──────── DATA FOR THE TASK
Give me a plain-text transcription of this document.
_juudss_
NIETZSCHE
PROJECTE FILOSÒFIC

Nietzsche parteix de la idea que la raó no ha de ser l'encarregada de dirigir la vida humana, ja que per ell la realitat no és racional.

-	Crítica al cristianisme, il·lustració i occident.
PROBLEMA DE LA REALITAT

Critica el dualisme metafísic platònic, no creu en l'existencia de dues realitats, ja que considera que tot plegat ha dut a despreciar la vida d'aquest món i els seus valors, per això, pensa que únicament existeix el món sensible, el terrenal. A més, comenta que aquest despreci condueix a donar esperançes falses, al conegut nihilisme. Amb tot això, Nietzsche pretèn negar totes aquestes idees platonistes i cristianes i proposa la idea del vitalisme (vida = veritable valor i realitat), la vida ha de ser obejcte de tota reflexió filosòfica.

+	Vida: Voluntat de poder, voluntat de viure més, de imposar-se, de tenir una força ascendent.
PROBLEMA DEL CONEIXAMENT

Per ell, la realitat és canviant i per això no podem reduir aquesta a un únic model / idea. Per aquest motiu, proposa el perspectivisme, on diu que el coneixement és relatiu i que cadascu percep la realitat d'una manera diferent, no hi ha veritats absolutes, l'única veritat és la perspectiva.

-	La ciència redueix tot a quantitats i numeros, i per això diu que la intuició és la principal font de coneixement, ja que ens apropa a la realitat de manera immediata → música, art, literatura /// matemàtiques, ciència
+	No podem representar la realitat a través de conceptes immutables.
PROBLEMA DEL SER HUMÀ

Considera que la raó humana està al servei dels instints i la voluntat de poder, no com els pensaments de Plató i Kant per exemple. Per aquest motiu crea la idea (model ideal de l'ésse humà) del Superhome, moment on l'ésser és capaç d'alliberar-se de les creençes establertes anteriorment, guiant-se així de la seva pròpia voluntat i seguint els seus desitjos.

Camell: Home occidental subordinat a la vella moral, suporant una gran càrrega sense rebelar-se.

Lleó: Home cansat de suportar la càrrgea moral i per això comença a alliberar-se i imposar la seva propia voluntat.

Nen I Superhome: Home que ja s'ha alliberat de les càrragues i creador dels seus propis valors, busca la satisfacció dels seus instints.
────────────────
* [SHORT EXERCISE]:
Scan the records for the string "seva". Copy each line in which it appears.

* [COMPLETED EXERCISE]:
Considera que la raó humana està al servei dels instints i la voluntat de poder, no com els pensaments de Plató i Kant per exemple. Per aquest motiu crea la idea (model ideal de l'ésse humà) del Superhome, moment on l'ésser és capaç d'alliberar-se de les creençes establertes anteriorment, guiant-se així de la seva pròpia voluntat i seguint els seus desitjos.
Lleó: Home cansat de suportar la càrrgea moral i per això comença a alliberar-se i imposar la seva propia voluntat.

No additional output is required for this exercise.